[Stored entries]
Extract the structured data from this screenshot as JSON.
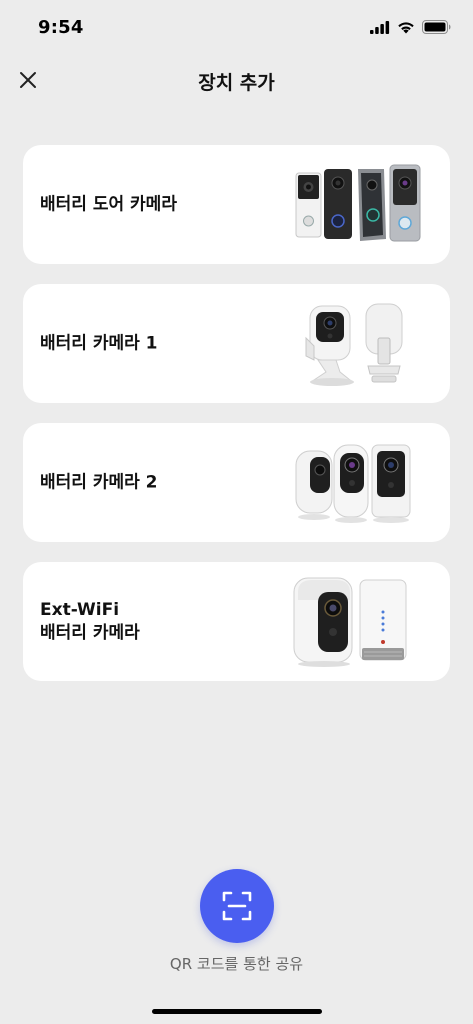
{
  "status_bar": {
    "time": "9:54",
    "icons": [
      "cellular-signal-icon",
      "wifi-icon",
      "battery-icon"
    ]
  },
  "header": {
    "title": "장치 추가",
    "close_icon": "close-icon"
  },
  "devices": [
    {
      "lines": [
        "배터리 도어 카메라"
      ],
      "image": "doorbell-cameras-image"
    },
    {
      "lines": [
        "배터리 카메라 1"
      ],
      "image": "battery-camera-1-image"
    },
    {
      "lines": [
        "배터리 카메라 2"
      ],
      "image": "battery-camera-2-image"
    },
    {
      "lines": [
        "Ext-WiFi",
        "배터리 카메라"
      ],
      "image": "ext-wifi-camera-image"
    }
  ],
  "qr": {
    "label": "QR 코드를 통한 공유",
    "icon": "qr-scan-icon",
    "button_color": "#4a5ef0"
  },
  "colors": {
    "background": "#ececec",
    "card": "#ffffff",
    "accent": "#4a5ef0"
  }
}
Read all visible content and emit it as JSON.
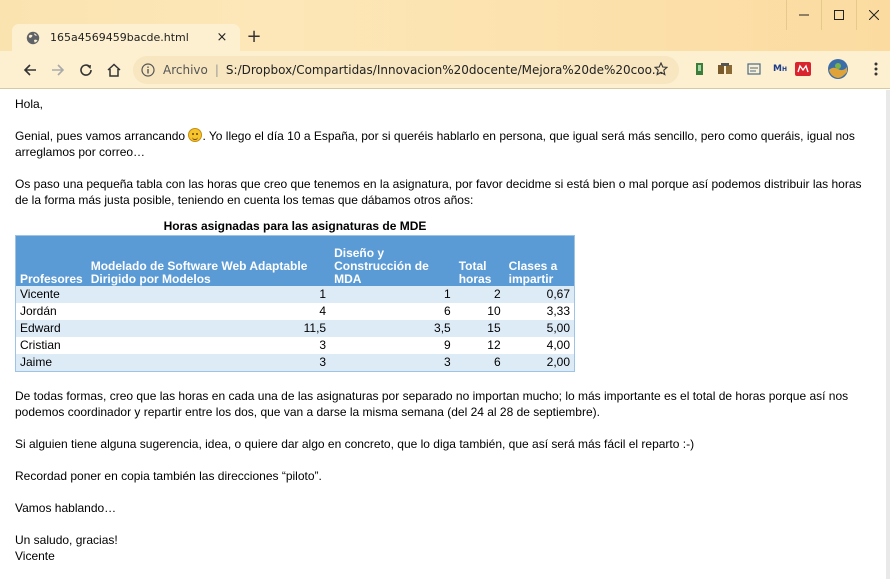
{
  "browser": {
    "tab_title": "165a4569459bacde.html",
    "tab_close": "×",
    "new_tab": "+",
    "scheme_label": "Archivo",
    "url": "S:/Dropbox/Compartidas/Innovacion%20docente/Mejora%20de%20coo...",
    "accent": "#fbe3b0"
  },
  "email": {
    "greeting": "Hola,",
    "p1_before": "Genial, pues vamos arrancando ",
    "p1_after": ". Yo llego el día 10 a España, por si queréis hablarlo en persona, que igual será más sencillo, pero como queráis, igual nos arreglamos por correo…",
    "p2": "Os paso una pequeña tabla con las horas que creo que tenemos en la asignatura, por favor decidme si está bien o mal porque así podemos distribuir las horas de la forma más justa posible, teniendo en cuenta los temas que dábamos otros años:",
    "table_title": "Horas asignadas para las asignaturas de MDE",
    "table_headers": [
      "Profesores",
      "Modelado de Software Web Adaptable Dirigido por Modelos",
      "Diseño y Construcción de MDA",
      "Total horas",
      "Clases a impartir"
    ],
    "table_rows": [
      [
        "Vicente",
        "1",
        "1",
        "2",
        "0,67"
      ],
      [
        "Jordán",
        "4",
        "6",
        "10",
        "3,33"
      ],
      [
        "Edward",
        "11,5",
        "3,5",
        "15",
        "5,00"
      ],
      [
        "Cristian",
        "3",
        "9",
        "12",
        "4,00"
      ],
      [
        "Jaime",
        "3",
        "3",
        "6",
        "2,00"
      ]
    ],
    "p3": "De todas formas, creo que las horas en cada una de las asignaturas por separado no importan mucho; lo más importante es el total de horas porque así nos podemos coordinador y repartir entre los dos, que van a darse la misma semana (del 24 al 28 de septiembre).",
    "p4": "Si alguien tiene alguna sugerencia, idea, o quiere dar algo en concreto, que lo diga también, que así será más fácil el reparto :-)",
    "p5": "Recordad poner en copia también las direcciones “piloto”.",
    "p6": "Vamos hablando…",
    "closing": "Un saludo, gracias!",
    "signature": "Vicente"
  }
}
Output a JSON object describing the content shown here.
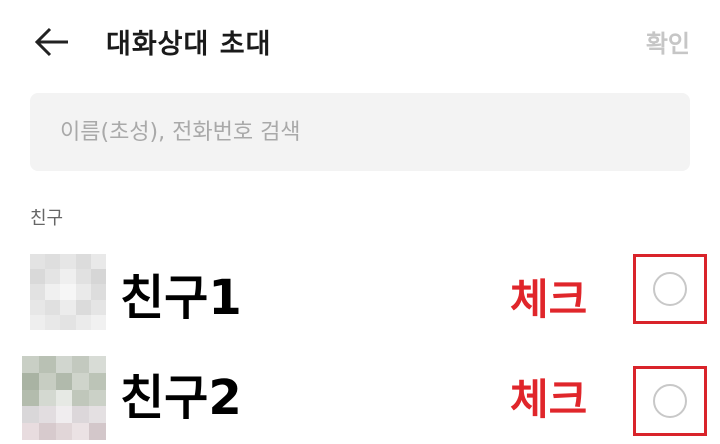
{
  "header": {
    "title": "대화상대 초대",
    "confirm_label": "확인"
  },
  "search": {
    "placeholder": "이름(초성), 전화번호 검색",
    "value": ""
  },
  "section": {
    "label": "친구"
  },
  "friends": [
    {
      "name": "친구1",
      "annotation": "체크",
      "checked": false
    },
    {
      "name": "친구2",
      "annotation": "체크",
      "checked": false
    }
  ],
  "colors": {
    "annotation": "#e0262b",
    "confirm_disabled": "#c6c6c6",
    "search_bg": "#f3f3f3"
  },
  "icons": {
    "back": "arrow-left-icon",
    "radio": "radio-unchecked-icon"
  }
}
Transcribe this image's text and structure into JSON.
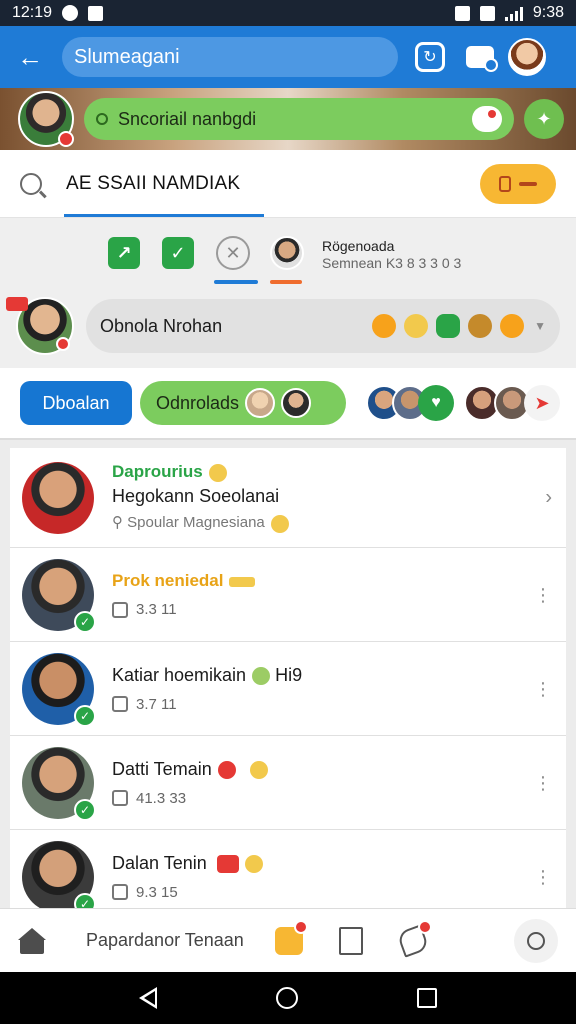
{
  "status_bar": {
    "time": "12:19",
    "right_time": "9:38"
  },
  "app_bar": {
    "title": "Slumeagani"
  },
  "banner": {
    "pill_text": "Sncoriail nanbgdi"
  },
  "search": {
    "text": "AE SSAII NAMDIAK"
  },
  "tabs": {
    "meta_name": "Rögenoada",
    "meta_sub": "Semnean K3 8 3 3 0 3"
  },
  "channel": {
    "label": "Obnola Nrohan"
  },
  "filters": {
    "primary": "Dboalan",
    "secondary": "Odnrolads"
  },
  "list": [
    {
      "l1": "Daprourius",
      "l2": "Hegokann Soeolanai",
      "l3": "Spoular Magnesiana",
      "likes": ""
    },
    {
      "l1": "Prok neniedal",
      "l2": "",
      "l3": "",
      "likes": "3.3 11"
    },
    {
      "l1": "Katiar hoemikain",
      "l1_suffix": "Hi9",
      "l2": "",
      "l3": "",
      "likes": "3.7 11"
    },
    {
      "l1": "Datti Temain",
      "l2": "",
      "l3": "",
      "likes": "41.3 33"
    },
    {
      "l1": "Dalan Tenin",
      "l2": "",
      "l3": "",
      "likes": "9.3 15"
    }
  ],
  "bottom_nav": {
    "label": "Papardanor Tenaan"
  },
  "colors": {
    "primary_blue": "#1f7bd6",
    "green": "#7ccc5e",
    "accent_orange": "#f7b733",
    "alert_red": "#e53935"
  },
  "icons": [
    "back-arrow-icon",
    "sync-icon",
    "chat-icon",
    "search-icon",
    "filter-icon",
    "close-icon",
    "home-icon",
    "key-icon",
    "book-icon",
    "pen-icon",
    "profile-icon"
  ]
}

Given request =>
Every line above that contains the word "porque" should be reported.

Output for this exercise =>
    "p2": "Os paso una pequeña tabla con las horas que creo que tenemos en la asignatura, por favor decidme si está bien o mal porque así podemos distribuir las horas de la forma más justa posible, teniendo en cuenta los temas que dábamos otros años:",
    "p3": "De todas formas, creo que las horas en cada una de las asignaturas por separado no importan mucho; lo más importante es el total de horas porque así nos podemos coordinador y repartir entre los dos, que van a darse la misma semana (del 24 al 28 de septiembre).",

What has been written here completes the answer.